--- Begin Records supplied ---

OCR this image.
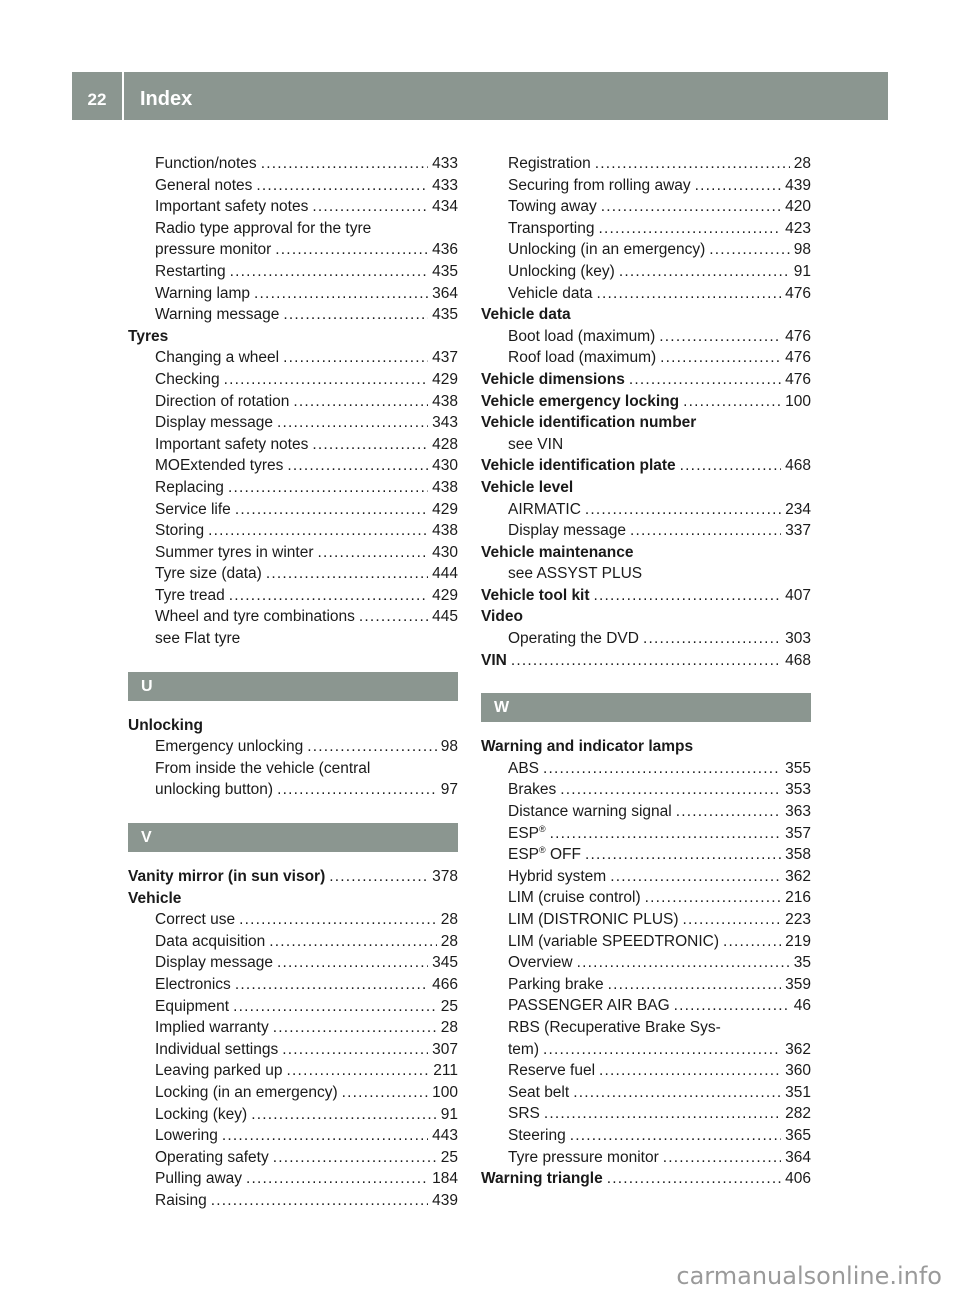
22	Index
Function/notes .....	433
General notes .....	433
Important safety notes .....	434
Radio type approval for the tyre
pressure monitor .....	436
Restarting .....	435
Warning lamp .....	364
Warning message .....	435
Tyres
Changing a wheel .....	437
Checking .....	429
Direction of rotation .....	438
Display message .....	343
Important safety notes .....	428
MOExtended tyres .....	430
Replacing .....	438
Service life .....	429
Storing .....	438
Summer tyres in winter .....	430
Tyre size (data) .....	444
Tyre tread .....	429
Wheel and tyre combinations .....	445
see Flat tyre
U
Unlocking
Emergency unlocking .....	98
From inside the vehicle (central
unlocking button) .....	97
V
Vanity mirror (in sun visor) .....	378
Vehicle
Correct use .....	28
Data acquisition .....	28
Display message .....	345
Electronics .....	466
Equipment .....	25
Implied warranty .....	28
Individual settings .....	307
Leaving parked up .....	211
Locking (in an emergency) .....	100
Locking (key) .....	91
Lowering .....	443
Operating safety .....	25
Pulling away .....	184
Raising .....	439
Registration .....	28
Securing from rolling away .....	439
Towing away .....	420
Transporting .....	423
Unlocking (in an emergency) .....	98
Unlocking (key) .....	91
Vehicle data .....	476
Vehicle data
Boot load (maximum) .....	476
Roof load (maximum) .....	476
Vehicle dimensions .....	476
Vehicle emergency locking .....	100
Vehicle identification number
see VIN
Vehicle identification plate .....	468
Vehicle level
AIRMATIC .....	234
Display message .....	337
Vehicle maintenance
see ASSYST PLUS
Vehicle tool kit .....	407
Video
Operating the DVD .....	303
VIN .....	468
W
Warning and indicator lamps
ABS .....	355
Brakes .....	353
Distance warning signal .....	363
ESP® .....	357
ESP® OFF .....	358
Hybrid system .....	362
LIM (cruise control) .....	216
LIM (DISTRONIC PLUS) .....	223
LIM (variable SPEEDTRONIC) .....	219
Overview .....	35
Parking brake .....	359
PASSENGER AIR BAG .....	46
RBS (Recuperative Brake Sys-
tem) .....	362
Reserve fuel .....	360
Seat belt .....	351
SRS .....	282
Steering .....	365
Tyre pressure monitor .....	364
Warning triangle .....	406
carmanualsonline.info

--- End Records supplied ---
--- Begin Records supplied ---

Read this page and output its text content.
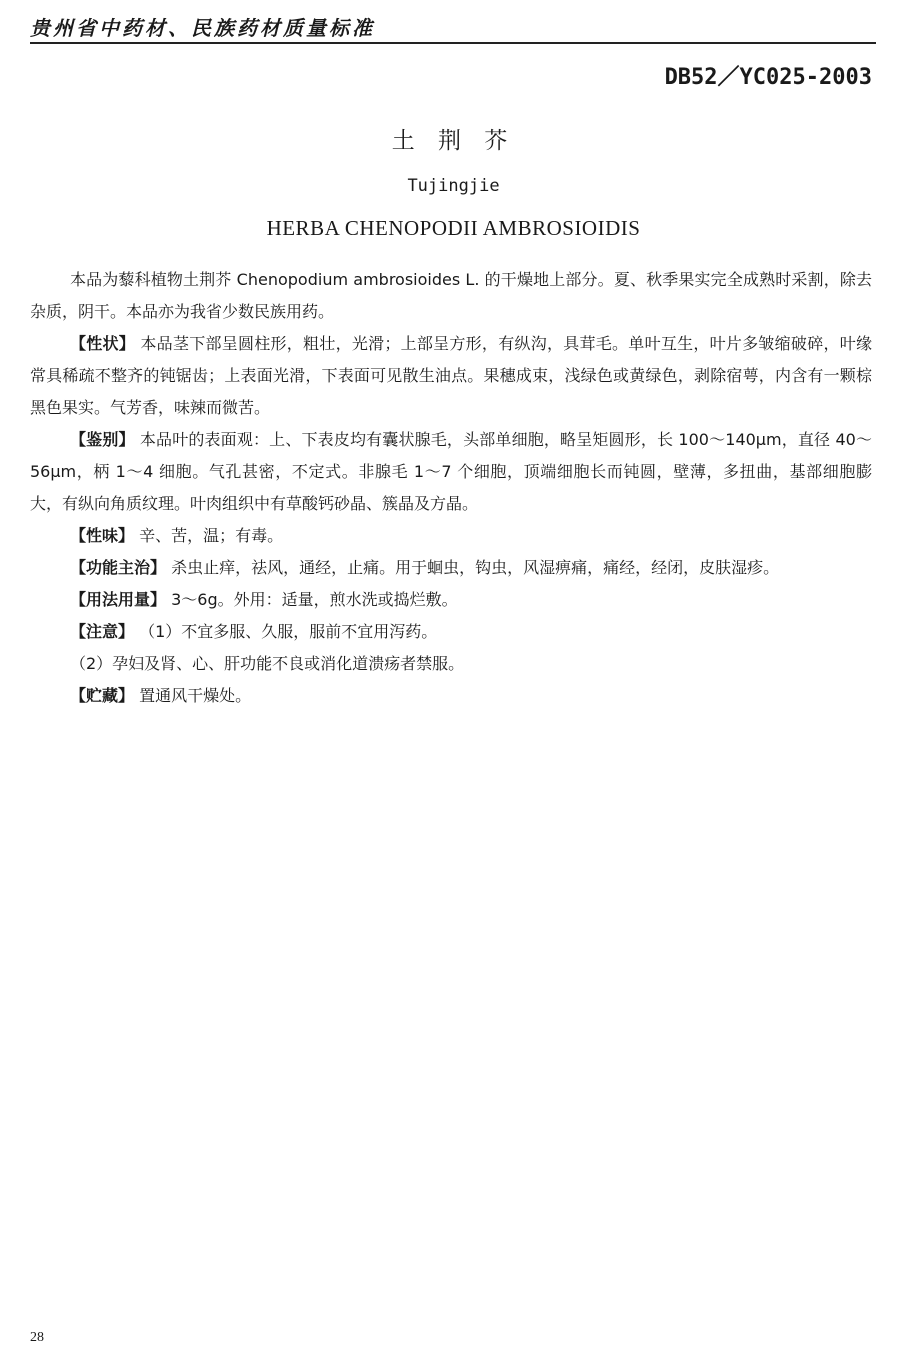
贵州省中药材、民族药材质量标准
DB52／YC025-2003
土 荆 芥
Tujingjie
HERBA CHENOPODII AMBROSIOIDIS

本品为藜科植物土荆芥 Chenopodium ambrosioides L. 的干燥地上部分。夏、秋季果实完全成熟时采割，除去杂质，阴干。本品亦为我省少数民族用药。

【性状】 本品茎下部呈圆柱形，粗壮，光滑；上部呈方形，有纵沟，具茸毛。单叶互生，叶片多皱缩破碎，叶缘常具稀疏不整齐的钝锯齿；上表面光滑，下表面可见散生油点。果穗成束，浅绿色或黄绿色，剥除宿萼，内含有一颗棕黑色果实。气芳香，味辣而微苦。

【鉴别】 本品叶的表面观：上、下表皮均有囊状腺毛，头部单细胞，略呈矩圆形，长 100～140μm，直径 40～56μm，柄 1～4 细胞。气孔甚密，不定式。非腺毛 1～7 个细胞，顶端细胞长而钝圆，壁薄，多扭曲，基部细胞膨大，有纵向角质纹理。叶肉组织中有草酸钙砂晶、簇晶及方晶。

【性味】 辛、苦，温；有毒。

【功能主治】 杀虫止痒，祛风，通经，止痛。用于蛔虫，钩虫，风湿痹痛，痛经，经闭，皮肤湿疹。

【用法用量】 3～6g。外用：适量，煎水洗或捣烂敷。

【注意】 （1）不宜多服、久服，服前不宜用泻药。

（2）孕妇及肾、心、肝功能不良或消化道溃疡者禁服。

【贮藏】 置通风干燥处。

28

--- End Records supplied ---
--- Begin Records supplied ---

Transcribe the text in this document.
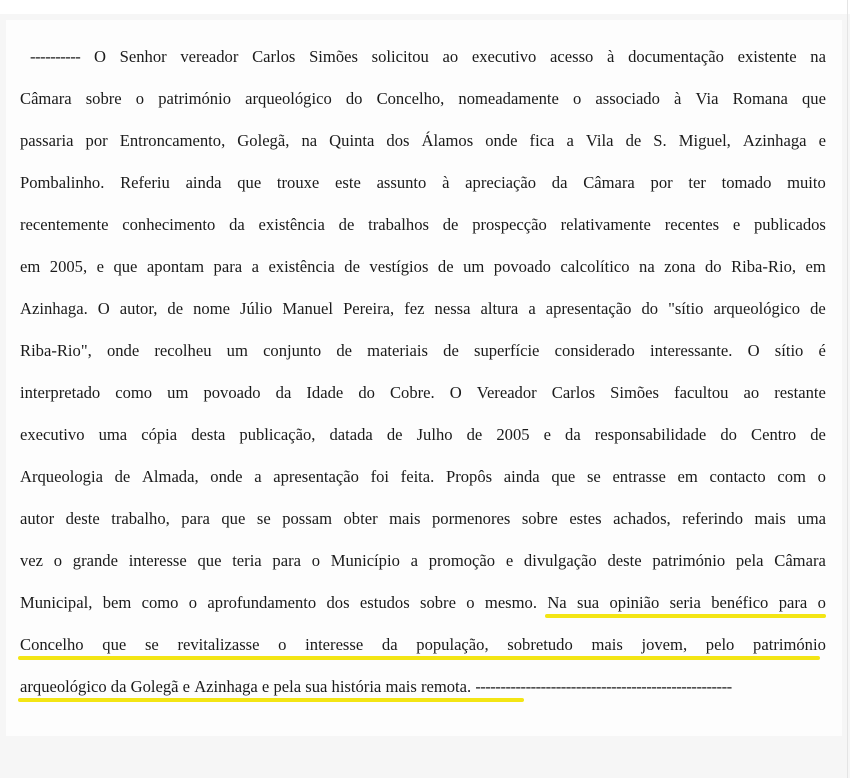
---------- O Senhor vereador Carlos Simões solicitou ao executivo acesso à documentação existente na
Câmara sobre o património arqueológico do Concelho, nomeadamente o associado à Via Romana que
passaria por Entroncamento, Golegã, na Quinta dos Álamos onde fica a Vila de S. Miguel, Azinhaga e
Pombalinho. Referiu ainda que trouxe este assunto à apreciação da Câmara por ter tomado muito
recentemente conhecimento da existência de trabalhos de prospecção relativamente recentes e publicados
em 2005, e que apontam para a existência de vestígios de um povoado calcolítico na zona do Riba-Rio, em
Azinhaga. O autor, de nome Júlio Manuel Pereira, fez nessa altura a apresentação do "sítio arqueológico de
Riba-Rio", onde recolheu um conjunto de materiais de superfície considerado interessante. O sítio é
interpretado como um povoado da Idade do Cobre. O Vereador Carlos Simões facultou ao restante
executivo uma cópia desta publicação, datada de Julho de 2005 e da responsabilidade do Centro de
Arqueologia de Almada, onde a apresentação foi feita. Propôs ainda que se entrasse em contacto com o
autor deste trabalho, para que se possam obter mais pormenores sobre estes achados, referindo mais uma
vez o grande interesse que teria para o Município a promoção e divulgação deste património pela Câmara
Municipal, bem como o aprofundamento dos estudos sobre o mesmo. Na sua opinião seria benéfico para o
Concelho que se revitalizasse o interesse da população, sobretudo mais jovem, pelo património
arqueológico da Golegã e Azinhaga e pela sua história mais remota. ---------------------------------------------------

--- End Records supplied ---

Scan the data for the word "onde" and copy every line where it shows up.

passaria por Entroncamento, Golegã, na Quinta dos Álamos onde fica a Vila de S. Miguel, Azinhaga e
Riba-Rio", onde recolheu um conjunto de materiais de superfície considerado interessante. O sítio é
Arqueologia de Almada, onde a apresentação foi feita. Propôs ainda que se entrasse em contacto com o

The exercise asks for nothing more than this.